Dataset excerpts:
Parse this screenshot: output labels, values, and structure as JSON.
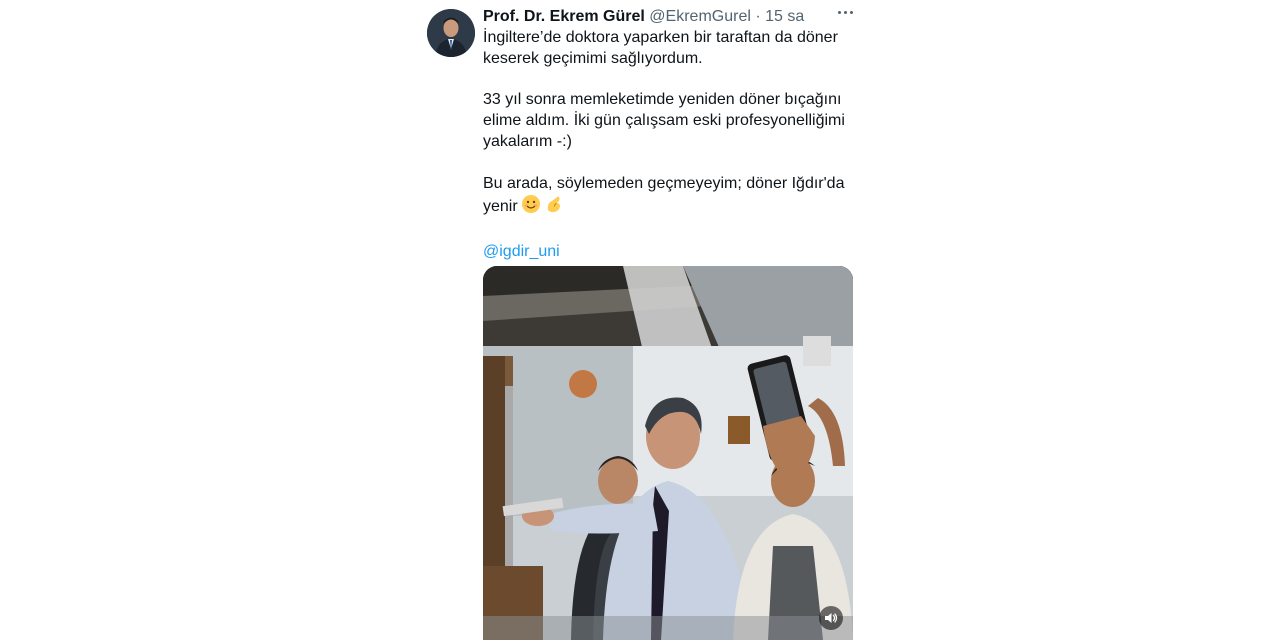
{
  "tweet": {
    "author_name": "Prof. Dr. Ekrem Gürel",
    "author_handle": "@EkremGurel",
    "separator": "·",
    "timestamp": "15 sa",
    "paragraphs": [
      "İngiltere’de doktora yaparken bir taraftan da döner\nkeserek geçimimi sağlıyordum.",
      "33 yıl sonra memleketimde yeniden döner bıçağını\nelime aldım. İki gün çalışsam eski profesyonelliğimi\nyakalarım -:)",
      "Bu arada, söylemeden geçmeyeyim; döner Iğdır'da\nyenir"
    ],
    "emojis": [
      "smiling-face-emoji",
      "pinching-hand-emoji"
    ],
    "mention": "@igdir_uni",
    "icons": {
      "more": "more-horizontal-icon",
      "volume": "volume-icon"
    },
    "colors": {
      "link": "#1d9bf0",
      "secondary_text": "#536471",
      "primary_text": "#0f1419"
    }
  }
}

Short problem: Output the entries above exactly. Drop the pictures.

Final answer:
Parse this screenshot: output labels, values, and structure as JSON.
{
  "tweet": {
    "author_name": "Prof. Dr. Ekrem Gürel",
    "author_handle": "@EkremGurel",
    "separator": "·",
    "timestamp": "15 sa",
    "paragraphs": [
      "İngiltere’de doktora yaparken bir taraftan da döner\nkeserek geçimimi sağlıyordum.",
      "33 yıl sonra memleketimde yeniden döner bıçağını\nelime aldım. İki gün çalışsam eski profesyonelliğimi\nyakalarım -:)",
      "Bu arada, söylemeden geçmeyeyim; döner Iğdır'da\nyenir"
    ],
    "emojis": [
      "smiling-face-emoji",
      "pinching-hand-emoji"
    ],
    "mention": "@igdir_uni",
    "icons": {
      "more": "more-horizontal-icon",
      "volume": "volume-icon"
    },
    "colors": {
      "link": "#1d9bf0",
      "secondary_text": "#536471",
      "primary_text": "#0f1419"
    }
  }
}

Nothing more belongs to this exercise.